_What you need to do_
Look through the lines below and extract each one that contains "Flux".

_Given data_

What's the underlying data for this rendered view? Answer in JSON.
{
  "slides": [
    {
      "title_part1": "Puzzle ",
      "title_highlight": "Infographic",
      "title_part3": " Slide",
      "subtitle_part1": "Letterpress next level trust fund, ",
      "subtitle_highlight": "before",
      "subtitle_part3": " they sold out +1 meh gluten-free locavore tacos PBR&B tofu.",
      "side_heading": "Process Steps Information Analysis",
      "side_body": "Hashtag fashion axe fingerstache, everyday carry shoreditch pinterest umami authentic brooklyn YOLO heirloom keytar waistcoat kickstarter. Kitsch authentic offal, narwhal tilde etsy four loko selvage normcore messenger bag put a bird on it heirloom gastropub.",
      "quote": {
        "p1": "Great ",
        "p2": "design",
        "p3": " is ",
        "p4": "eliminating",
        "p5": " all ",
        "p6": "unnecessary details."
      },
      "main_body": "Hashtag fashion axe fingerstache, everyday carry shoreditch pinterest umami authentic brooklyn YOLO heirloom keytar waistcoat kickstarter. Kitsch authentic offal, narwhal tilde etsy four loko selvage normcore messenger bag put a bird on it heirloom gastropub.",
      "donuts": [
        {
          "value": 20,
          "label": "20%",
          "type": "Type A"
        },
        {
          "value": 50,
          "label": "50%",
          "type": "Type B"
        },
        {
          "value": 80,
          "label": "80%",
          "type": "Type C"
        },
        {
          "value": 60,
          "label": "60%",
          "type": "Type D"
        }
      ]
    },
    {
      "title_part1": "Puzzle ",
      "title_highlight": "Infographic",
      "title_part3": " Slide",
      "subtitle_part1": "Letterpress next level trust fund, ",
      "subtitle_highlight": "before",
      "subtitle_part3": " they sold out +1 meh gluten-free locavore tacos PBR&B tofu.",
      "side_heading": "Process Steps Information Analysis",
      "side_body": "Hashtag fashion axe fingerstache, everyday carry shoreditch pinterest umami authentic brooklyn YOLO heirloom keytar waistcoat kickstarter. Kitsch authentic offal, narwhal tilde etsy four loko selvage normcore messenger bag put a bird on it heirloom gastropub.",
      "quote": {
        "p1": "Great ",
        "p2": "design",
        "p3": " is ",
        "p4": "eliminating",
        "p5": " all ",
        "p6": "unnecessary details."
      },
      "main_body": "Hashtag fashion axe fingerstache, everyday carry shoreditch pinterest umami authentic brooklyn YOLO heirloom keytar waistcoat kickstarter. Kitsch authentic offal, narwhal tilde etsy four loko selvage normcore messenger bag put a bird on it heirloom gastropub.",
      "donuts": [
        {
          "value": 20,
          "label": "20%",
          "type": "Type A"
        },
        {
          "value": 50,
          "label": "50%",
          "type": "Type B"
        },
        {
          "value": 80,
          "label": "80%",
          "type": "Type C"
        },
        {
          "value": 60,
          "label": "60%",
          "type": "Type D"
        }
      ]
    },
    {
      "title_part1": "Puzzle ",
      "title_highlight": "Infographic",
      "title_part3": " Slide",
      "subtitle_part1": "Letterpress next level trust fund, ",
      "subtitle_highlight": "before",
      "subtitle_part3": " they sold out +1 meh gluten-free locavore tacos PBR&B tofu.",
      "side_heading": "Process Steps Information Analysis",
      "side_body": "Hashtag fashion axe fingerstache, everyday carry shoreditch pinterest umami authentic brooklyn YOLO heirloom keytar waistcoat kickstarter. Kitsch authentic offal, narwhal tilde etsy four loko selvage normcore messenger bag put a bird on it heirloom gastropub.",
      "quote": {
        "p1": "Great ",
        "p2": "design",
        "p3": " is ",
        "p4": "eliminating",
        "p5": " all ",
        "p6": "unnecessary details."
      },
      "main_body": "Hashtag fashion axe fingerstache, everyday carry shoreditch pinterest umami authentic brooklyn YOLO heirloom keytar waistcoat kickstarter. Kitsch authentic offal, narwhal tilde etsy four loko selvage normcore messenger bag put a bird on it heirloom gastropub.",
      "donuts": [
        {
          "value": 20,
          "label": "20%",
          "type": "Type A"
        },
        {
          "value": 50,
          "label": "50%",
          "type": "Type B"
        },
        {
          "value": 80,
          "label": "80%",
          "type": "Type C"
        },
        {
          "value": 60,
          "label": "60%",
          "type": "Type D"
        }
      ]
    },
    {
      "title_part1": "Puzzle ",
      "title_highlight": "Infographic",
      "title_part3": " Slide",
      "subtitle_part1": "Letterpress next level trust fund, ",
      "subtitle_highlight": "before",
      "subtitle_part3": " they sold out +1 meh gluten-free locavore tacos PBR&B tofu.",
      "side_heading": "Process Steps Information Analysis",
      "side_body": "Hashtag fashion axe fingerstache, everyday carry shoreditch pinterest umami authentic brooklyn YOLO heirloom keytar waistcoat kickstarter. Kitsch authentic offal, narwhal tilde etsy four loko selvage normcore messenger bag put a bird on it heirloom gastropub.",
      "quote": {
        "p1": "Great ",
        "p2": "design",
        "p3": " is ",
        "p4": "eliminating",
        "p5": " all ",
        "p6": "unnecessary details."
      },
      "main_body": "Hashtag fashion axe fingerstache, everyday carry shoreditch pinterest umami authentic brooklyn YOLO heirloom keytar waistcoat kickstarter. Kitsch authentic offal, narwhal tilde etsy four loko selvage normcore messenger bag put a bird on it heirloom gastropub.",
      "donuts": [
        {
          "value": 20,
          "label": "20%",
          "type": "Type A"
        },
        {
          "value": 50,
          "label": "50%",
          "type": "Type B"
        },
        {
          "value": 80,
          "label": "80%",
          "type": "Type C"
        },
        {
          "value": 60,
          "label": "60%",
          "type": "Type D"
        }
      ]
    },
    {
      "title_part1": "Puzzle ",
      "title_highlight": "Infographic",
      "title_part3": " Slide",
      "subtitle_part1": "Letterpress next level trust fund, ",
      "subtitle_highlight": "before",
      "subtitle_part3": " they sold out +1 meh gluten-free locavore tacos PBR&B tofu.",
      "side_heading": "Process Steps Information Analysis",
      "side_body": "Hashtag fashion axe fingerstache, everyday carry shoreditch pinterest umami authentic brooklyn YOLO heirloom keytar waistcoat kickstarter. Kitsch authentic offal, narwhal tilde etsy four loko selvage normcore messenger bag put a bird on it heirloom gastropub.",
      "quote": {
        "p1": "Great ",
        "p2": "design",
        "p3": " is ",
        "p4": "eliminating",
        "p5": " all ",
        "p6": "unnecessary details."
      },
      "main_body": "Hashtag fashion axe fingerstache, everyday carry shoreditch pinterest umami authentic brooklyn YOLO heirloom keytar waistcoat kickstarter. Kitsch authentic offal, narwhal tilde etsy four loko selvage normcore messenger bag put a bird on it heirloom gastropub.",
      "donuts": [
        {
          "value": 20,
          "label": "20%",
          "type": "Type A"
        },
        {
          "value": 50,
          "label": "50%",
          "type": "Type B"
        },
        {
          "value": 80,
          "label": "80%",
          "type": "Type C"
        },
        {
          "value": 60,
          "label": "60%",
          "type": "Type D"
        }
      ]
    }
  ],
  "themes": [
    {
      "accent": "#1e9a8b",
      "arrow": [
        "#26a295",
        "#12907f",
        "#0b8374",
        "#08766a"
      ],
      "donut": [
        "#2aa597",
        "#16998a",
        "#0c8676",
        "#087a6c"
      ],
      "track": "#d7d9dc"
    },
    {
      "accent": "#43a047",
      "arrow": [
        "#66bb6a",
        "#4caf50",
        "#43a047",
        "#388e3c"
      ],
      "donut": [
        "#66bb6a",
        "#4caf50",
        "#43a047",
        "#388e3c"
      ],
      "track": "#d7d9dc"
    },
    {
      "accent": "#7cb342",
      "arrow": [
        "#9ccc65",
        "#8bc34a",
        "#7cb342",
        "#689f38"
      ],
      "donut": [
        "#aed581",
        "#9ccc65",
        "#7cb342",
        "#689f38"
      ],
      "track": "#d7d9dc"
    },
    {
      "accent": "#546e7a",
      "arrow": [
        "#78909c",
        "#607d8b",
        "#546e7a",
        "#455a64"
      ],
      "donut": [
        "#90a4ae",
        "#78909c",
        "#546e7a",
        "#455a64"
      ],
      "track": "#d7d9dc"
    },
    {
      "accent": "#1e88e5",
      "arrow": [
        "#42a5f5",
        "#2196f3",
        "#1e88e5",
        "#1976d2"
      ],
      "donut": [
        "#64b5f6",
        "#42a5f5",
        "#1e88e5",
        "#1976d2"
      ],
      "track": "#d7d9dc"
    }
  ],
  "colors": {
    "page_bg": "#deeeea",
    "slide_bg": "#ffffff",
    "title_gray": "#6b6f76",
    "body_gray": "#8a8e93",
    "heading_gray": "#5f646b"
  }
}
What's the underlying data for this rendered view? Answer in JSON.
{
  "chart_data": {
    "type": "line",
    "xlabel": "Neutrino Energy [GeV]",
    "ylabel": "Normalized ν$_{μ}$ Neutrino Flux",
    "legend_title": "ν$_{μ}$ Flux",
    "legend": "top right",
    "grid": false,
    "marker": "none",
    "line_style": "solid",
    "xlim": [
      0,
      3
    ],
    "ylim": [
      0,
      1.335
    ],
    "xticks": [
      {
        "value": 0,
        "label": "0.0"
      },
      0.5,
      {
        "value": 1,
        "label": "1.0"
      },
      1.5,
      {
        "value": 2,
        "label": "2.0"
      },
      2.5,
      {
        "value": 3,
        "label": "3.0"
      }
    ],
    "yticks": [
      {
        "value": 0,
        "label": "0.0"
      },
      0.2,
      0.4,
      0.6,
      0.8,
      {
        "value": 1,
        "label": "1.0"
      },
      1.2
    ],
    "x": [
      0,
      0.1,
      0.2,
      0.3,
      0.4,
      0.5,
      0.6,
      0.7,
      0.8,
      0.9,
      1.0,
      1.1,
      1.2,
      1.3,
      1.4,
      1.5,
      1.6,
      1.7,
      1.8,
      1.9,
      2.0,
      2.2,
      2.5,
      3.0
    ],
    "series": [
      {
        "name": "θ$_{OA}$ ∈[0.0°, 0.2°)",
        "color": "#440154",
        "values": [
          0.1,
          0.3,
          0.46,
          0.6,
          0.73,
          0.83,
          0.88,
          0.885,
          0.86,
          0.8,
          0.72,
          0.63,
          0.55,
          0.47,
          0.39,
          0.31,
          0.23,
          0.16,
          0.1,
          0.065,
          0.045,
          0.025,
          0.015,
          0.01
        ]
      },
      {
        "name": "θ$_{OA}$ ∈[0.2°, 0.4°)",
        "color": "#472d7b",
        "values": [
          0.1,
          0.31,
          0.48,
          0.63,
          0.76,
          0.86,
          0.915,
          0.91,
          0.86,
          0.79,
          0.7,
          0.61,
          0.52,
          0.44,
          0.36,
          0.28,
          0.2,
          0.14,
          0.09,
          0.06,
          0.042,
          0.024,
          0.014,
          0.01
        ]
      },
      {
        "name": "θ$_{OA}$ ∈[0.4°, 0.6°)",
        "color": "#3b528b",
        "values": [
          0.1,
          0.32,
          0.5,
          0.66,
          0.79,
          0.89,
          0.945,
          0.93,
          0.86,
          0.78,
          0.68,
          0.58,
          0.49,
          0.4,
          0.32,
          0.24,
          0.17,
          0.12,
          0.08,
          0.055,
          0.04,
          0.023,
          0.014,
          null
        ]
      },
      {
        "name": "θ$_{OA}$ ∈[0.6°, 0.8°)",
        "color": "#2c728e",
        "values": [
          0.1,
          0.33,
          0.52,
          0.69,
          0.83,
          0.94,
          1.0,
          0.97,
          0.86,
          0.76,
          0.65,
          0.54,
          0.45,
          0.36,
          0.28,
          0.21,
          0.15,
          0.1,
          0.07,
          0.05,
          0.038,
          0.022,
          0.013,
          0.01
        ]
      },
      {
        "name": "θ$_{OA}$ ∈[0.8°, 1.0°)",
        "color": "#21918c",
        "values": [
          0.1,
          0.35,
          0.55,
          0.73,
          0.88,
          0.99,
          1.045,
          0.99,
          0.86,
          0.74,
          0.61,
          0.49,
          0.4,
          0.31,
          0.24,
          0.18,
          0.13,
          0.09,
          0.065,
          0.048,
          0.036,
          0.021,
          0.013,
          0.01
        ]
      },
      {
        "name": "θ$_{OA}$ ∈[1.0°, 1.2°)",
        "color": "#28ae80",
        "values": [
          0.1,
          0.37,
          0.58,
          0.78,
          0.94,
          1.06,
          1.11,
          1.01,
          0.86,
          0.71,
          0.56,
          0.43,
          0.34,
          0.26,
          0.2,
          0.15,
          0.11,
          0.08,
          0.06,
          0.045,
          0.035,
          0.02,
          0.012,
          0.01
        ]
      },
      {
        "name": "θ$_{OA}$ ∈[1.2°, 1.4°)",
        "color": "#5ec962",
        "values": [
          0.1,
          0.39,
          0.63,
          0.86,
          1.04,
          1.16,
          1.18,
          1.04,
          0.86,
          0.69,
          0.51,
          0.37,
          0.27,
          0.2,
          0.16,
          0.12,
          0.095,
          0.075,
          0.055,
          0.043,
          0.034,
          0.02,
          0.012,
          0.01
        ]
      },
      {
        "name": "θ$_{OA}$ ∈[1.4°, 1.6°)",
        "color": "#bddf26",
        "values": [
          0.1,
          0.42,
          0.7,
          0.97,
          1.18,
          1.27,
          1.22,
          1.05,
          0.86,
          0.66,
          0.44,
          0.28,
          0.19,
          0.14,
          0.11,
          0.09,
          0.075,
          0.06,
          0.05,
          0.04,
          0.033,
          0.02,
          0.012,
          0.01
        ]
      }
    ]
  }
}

_Worked solution_
    "ylabel": "Normalized ν$_{μ}$ Neutrino Flux",
    "legend_title": "ν$_{μ}$ Flux",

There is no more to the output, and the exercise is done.